Written instruction: In the data that follows, count the lines in which the word "trước" occurs, and report that figure alone.

Stored items
——————

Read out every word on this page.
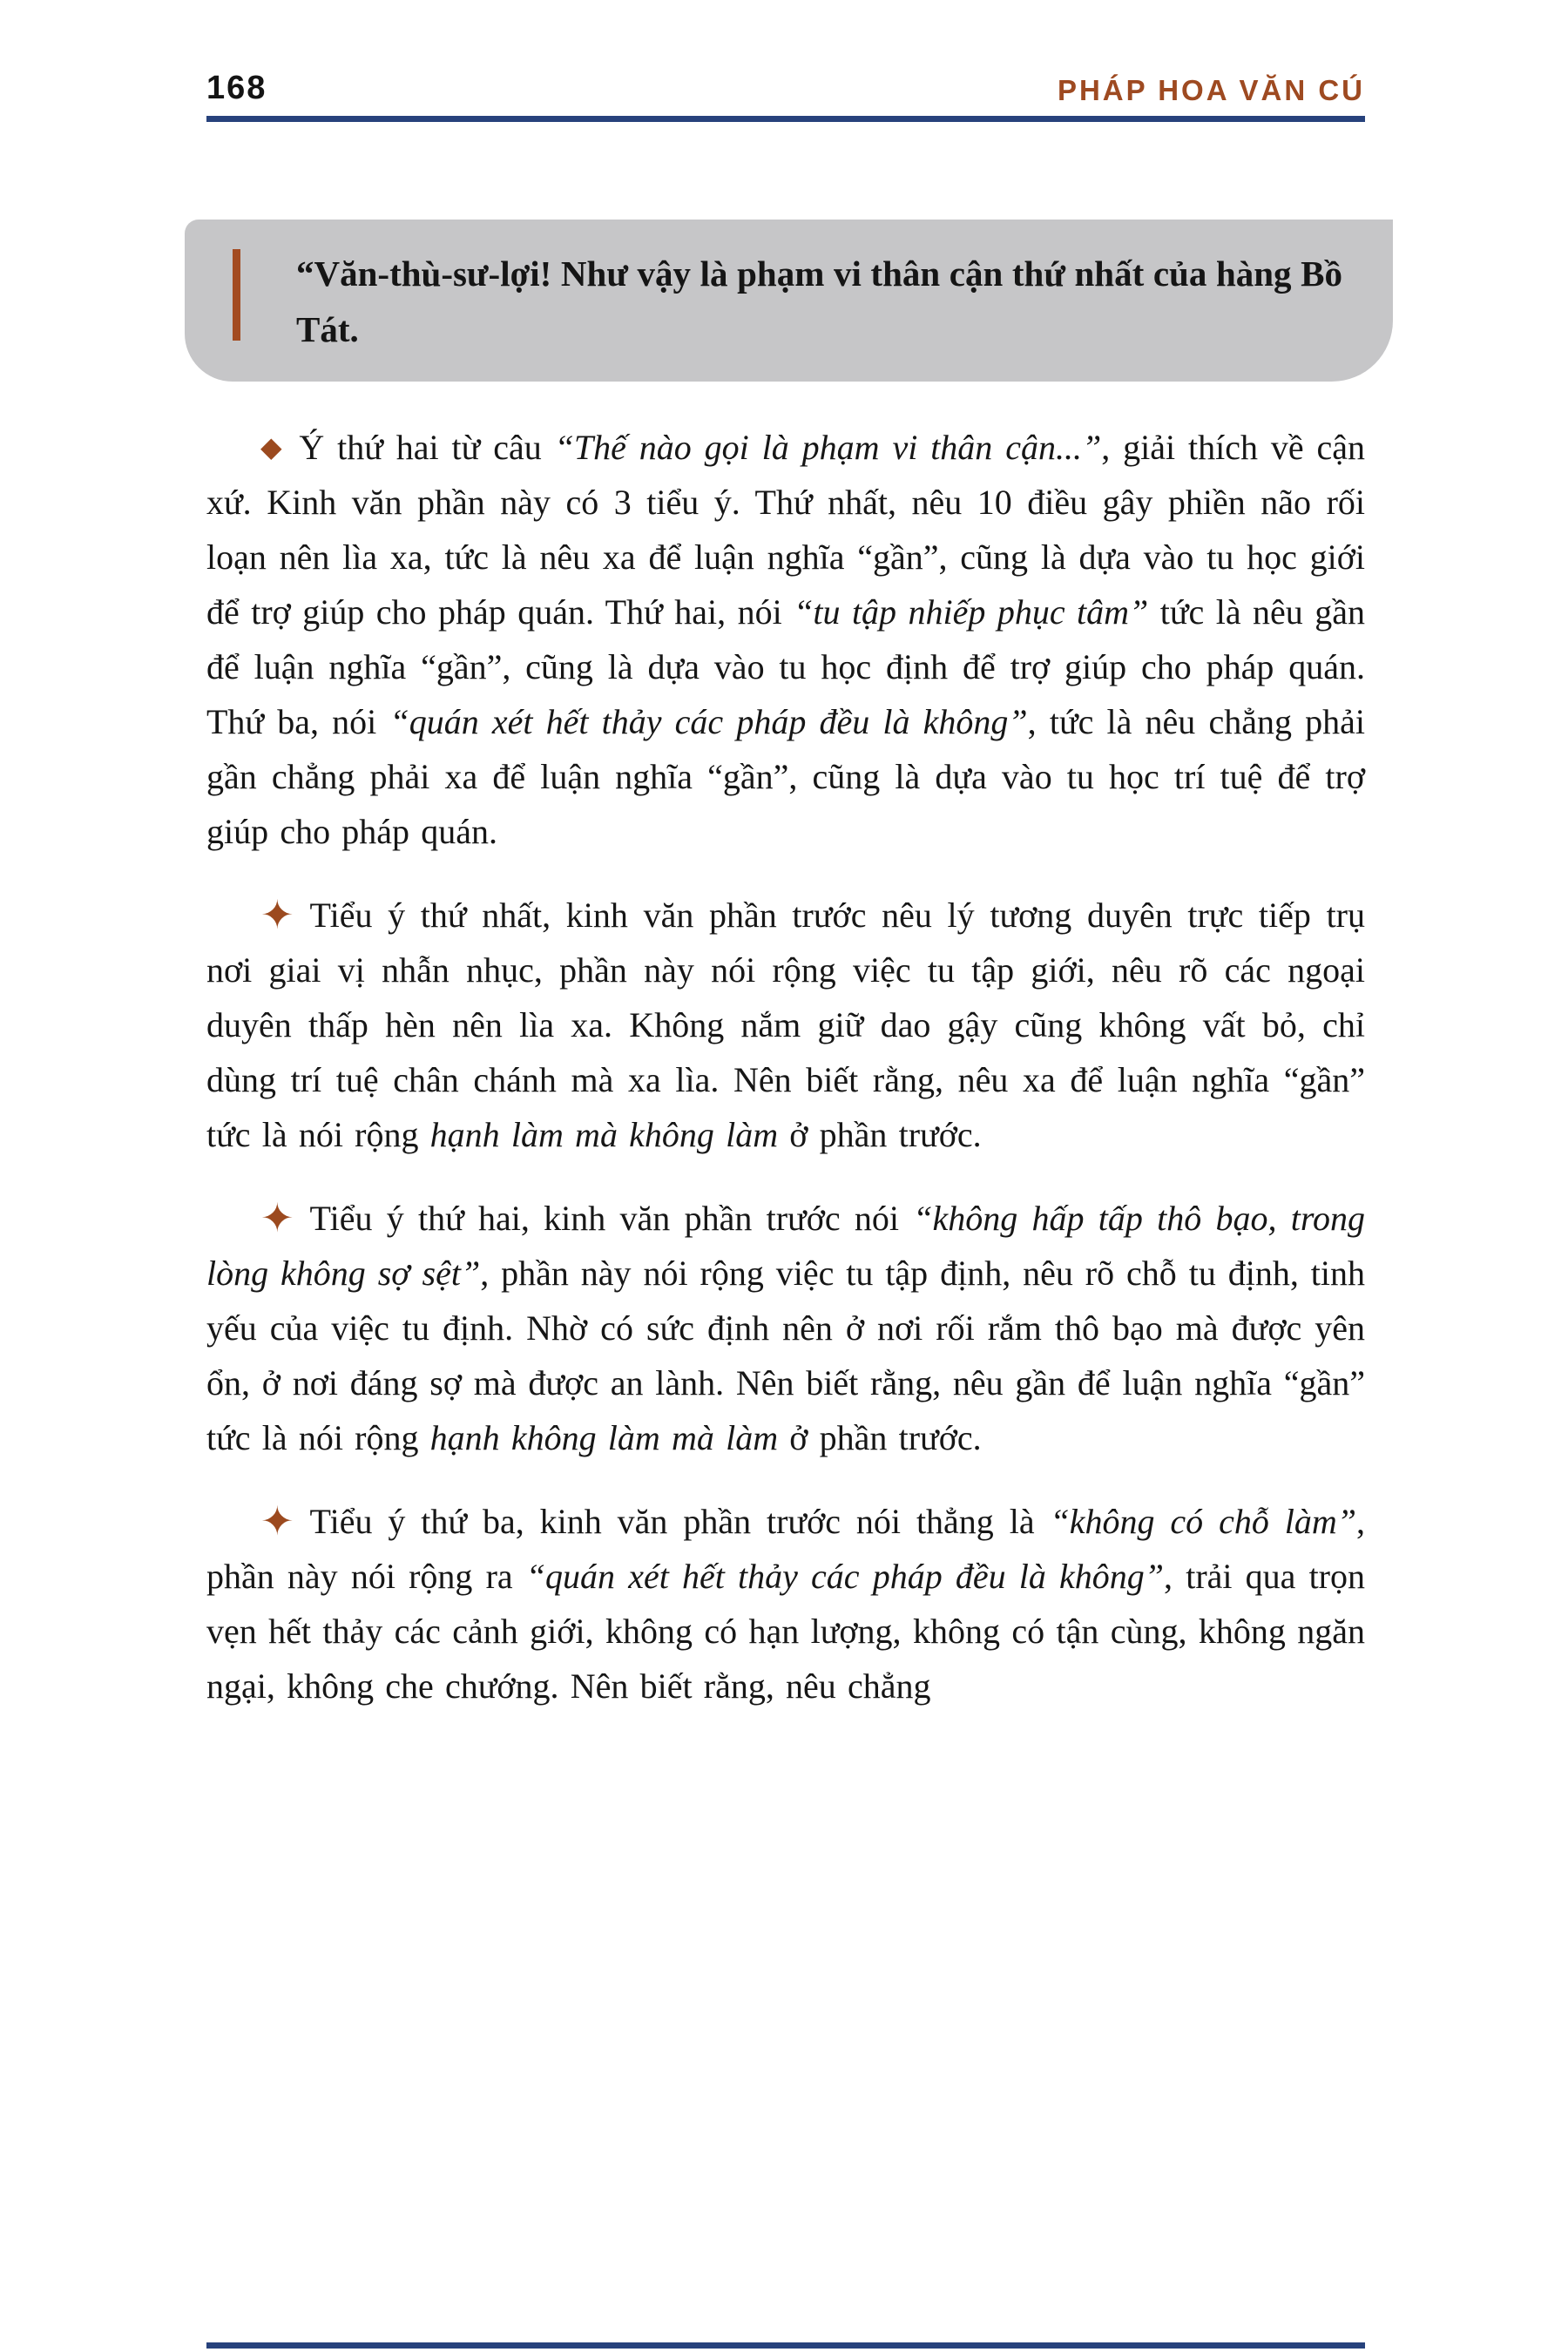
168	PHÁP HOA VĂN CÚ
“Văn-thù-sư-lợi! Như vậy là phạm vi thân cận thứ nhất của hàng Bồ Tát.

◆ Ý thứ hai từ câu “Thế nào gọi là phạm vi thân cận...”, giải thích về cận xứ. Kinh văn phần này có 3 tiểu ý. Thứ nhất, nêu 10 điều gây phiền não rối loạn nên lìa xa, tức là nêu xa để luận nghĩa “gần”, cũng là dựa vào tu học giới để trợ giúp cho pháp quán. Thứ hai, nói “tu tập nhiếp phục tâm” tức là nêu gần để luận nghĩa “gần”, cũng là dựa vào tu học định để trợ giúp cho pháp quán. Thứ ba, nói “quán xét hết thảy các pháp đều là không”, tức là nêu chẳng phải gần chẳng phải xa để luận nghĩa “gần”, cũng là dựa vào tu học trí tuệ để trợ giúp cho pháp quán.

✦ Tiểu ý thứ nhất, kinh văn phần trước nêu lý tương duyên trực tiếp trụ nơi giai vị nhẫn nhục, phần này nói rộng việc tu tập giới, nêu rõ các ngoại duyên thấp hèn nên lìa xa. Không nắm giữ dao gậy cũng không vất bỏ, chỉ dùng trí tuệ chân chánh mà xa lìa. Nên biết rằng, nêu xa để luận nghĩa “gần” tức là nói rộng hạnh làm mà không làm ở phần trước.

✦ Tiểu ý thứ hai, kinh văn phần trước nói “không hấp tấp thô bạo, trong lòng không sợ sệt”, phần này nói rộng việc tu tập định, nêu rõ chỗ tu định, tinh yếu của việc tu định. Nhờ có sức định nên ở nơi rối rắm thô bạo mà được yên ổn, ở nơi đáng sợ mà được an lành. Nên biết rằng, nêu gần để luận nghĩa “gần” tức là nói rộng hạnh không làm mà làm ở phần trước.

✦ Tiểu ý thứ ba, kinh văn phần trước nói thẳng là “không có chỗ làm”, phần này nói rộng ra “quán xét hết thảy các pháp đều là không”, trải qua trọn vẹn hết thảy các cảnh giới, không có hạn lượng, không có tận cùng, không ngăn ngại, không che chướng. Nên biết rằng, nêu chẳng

——————

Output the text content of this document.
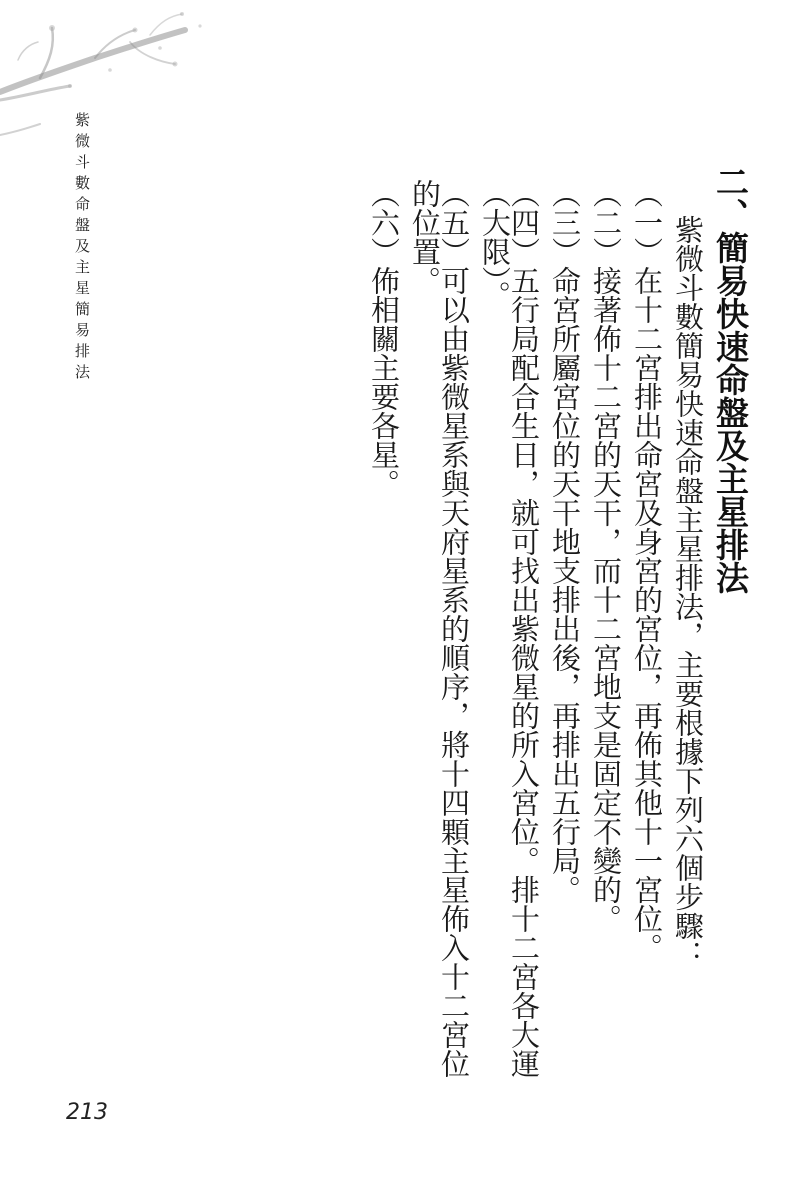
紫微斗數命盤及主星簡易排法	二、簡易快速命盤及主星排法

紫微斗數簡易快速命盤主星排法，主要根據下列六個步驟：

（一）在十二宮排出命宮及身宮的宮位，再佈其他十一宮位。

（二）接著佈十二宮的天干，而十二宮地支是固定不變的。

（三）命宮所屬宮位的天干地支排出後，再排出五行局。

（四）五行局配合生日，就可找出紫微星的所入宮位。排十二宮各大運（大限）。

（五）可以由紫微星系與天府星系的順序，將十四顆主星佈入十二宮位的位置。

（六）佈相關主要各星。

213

——————

Completed exercise: 3